Written instruction → Reply only with how many lines contain the word "label".

Given records →

+---+

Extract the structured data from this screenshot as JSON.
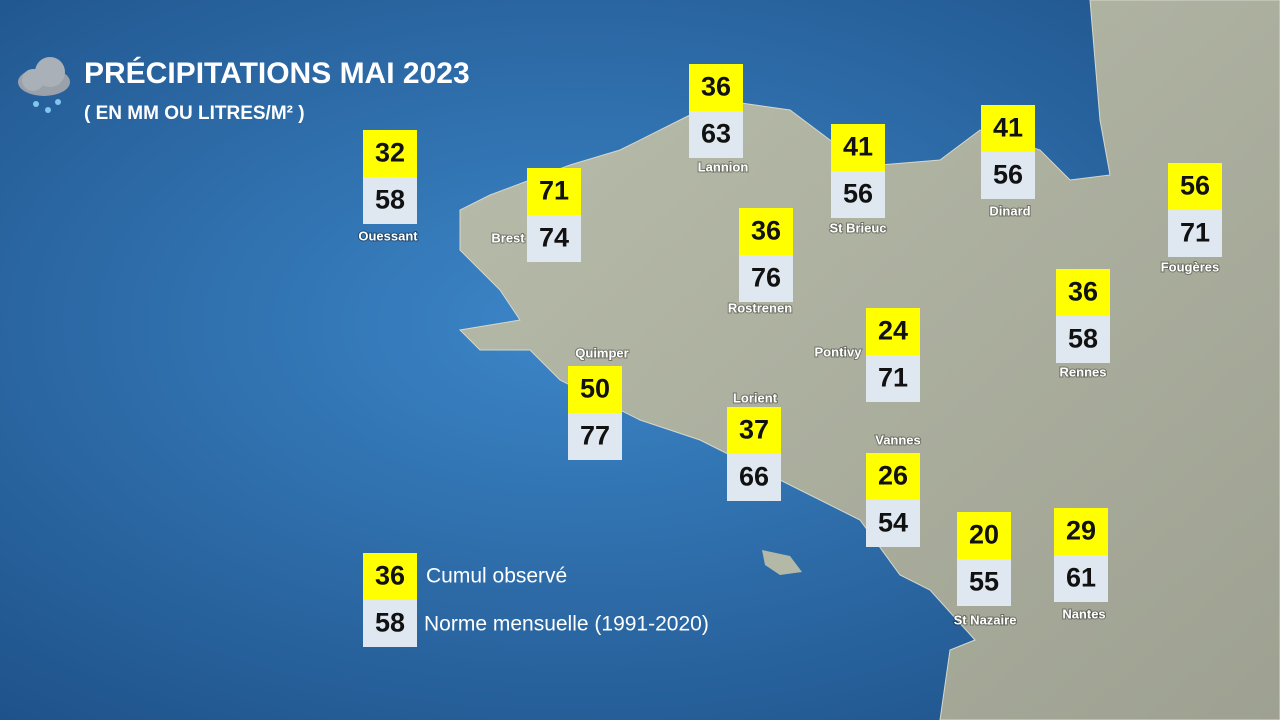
{
  "header": {
    "title": "PRÉCIPITATIONS MAI 2023",
    "subtitle": "( EN MM OU LITRES/M² )"
  },
  "stations": [
    {
      "name": "Ouessant",
      "observed": 32,
      "normal": 58
    },
    {
      "name": "Brest",
      "observed": 71,
      "normal": 74
    },
    {
      "name": "Lannion",
      "observed": 36,
      "normal": 63
    },
    {
      "name": "St Brieuc",
      "observed": 41,
      "normal": 56
    },
    {
      "name": "Dinard",
      "observed": 41,
      "normal": 56
    },
    {
      "name": "Fougères",
      "observed": 56,
      "normal": 71
    },
    {
      "name": "Rostrenen",
      "observed": 36,
      "normal": 76
    },
    {
      "name": "Pontivy",
      "observed": 24,
      "normal": 71
    },
    {
      "name": "Rennes",
      "observed": 36,
      "normal": 58
    },
    {
      "name": "Quimper",
      "observed": 50,
      "normal": 77
    },
    {
      "name": "Lorient",
      "observed": 37,
      "normal": 66
    },
    {
      "name": "Vannes",
      "observed": 26,
      "normal": 54
    },
    {
      "name": "St Nazaire",
      "observed": 20,
      "normal": 55
    },
    {
      "name": "Nantes",
      "observed": 29,
      "normal": 61
    }
  ],
  "legend": {
    "observed": {
      "value": 36,
      "label": "Cumul observé"
    },
    "normal": {
      "value": 58,
      "label": "Norme mensuelle (1991-2020)"
    }
  }
}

+---+

Expected output → 2